--- WHAT IS REQUIRED ---
Locate each line with the string "ArenA" in the listing below and copy it.

--- DATA SUPPLIED ---
-- begin --
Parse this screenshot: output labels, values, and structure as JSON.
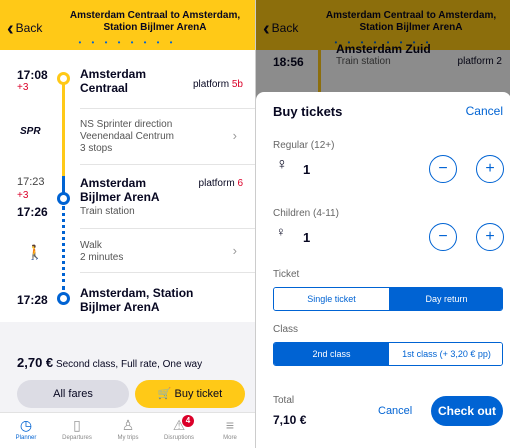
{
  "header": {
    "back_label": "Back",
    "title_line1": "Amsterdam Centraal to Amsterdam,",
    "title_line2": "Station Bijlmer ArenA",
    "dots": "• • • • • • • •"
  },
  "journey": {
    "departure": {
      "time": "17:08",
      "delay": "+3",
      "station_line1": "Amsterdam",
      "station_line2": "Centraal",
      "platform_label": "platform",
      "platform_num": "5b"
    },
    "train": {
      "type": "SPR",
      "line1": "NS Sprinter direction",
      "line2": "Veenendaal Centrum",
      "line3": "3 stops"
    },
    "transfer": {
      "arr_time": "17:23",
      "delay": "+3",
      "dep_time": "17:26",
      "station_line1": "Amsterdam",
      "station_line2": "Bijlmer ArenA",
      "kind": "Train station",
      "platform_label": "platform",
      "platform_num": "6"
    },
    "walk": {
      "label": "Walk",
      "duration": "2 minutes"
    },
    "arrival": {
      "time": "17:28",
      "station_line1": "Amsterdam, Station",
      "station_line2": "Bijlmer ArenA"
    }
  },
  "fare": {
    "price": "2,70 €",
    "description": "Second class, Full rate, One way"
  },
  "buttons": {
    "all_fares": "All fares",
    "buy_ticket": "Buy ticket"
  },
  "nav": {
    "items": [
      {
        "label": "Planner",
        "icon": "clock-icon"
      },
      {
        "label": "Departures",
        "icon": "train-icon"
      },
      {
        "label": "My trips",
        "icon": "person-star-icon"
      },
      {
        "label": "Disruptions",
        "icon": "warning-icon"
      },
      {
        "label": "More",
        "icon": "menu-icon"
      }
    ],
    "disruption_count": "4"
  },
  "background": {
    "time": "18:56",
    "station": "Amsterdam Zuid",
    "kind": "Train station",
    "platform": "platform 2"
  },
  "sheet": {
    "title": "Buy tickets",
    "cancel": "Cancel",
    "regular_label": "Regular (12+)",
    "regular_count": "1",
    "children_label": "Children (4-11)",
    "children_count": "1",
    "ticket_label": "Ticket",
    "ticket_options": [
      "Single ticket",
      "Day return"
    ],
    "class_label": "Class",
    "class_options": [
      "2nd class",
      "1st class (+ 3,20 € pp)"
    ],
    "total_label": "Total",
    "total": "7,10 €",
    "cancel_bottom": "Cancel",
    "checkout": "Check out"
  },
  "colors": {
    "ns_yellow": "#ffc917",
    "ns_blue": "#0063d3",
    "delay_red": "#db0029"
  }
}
-- end --
--- REPLY ---
    "title_line2": "Station Bijlmer ArenA",
      "station_line2": "Bijlmer ArenA",
      "station_line2": "Bijlmer ArenA"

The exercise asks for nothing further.